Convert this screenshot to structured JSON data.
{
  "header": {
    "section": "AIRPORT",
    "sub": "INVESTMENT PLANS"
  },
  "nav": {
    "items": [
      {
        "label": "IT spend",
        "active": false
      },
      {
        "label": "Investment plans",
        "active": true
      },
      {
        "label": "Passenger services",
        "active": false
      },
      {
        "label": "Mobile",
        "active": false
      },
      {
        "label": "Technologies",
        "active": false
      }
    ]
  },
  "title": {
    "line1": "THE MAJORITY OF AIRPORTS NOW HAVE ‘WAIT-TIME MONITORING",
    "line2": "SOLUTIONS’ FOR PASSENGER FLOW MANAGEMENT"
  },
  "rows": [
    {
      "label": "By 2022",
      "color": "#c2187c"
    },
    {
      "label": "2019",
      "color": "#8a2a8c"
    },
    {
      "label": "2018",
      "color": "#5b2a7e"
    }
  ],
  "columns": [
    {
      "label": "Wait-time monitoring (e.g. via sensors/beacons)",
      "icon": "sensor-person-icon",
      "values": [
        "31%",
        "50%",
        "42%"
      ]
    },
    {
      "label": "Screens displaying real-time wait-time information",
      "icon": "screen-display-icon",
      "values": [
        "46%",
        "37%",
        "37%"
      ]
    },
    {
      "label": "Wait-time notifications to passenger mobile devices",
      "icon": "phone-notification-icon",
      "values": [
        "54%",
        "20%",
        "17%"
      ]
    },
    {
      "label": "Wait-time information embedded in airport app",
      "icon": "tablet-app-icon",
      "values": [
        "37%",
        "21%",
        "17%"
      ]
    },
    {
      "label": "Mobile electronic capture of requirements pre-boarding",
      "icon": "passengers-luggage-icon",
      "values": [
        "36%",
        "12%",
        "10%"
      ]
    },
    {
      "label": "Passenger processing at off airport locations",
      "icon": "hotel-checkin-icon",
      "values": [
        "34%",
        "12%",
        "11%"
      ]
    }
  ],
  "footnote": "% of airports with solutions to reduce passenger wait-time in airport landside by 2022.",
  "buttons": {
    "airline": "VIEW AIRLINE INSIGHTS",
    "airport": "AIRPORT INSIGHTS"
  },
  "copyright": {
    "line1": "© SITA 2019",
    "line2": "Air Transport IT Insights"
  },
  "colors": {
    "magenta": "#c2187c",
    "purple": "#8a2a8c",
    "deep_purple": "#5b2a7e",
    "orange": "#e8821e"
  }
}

########

## What is expected
Copy out the full set of records precisely, leaving nothing out.

## Output below
Convert this screenshot to structured JSON data.
{
  "header": {
    "section": "AIRPORT",
    "sub": "INVESTMENT PLANS"
  },
  "nav": {
    "items": [
      {
        "label": "IT spend",
        "active": false
      },
      {
        "label": "Investment plans",
        "active": true
      },
      {
        "label": "Passenger services",
        "active": false
      },
      {
        "label": "Mobile",
        "active": false
      },
      {
        "label": "Technologies",
        "active": false
      }
    ]
  },
  "title": {
    "line1": "THE MAJORITY OF AIRPORTS NOW HAVE ‘WAIT-TIME MONITORING",
    "line2": "SOLUTIONS’ FOR PASSENGER FLOW MANAGEMENT"
  },
  "rows": [
    {
      "label": "By 2022",
      "color": "#c2187c"
    },
    {
      "label": "2019",
      "color": "#8a2a8c"
    },
    {
      "label": "2018",
      "color": "#5b2a7e"
    }
  ],
  "columns": [
    {
      "label": "Wait-time monitoring (e.g. via sensors/beacons)",
      "icon": "sensor-person-icon",
      "values": [
        "31%",
        "50%",
        "42%"
      ]
    },
    {
      "label": "Screens displaying real-time wait-time information",
      "icon": "screen-display-icon",
      "values": [
        "46%",
        "37%",
        "37%"
      ]
    },
    {
      "label": "Wait-time notifications to passenger mobile devices",
      "icon": "phone-notification-icon",
      "values": [
        "54%",
        "20%",
        "17%"
      ]
    },
    {
      "label": "Wait-time information embedded in airport app",
      "icon": "tablet-app-icon",
      "values": [
        "37%",
        "21%",
        "17%"
      ]
    },
    {
      "label": "Mobile electronic capture of requirements pre-boarding",
      "icon": "passengers-luggage-icon",
      "values": [
        "36%",
        "12%",
        "10%"
      ]
    },
    {
      "label": "Passenger processing at off airport locations",
      "icon": "hotel-checkin-icon",
      "values": [
        "34%",
        "12%",
        "11%"
      ]
    }
  ],
  "footnote": "% of airports with solutions to reduce passenger wait-time in airport landside by 2022.",
  "buttons": {
    "airline": "VIEW AIRLINE INSIGHTS",
    "airport": "AIRPORT INSIGHTS"
  },
  "copyright": {
    "line1": "© SITA 2019",
    "line2": "Air Transport IT Insights"
  },
  "colors": {
    "magenta": "#c2187c",
    "purple": "#8a2a8c",
    "deep_purple": "#5b2a7e",
    "orange": "#e8821e"
  }
}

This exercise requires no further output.